### Request
Write out each record below exactly as it appears, with no pictures.

### Entries provided
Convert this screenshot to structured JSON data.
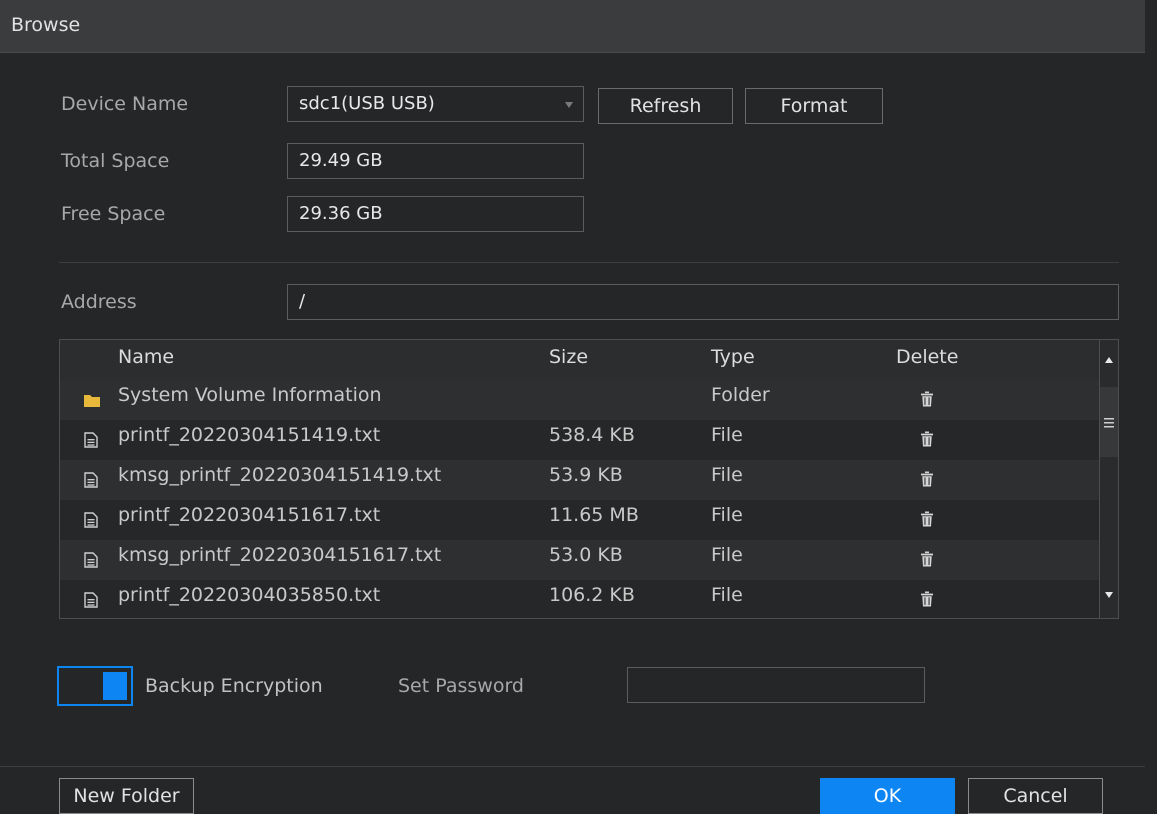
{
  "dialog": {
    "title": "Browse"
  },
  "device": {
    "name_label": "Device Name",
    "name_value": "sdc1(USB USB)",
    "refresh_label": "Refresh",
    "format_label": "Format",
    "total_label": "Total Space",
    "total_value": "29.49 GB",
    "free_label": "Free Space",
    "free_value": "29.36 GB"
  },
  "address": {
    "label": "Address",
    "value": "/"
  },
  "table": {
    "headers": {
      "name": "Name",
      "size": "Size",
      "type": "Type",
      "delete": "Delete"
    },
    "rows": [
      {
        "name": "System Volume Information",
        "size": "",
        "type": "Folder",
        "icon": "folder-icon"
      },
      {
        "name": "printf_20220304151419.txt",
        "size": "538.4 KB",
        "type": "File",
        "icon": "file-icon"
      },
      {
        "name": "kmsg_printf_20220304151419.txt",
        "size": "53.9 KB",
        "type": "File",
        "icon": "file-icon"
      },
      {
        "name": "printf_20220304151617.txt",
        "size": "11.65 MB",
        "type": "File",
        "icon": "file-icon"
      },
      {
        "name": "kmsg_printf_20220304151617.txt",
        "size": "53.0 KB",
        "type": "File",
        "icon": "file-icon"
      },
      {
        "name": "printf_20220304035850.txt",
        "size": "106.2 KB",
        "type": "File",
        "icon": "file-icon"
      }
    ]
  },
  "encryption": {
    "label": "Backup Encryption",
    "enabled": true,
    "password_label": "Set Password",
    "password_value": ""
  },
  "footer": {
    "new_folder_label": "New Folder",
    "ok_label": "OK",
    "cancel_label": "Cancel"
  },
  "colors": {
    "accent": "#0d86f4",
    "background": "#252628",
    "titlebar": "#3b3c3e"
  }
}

### In response
Convert this screenshot to structured JSON data.
{
  "dialog": {
    "title": "Browse"
  },
  "device": {
    "name_label": "Device Name",
    "name_value": "sdc1(USB USB)",
    "refresh_label": "Refresh",
    "format_label": "Format",
    "total_label": "Total Space",
    "total_value": "29.49 GB",
    "free_label": "Free Space",
    "free_value": "29.36 GB"
  },
  "address": {
    "label": "Address",
    "value": "/"
  },
  "table": {
    "headers": {
      "name": "Name",
      "size": "Size",
      "type": "Type",
      "delete": "Delete"
    },
    "rows": [
      {
        "name": "System Volume Information",
        "size": "",
        "type": "Folder",
        "icon": "folder-icon"
      },
      {
        "name": "printf_20220304151419.txt",
        "size": "538.4 KB",
        "type": "File",
        "icon": "file-icon"
      },
      {
        "name": "kmsg_printf_20220304151419.txt",
        "size": "53.9 KB",
        "type": "File",
        "icon": "file-icon"
      },
      {
        "name": "printf_20220304151617.txt",
        "size": "11.65 MB",
        "type": "File",
        "icon": "file-icon"
      },
      {
        "name": "kmsg_printf_20220304151617.txt",
        "size": "53.0 KB",
        "type": "File",
        "icon": "file-icon"
      },
      {
        "name": "printf_20220304035850.txt",
        "size": "106.2 KB",
        "type": "File",
        "icon": "file-icon"
      }
    ]
  },
  "encryption": {
    "label": "Backup Encryption",
    "enabled": true,
    "password_label": "Set Password",
    "password_value": ""
  },
  "footer": {
    "new_folder_label": "New Folder",
    "ok_label": "OK",
    "cancel_label": "Cancel"
  },
  "colors": {
    "accent": "#0d86f4",
    "background": "#252628",
    "titlebar": "#3b3c3e"
  }
}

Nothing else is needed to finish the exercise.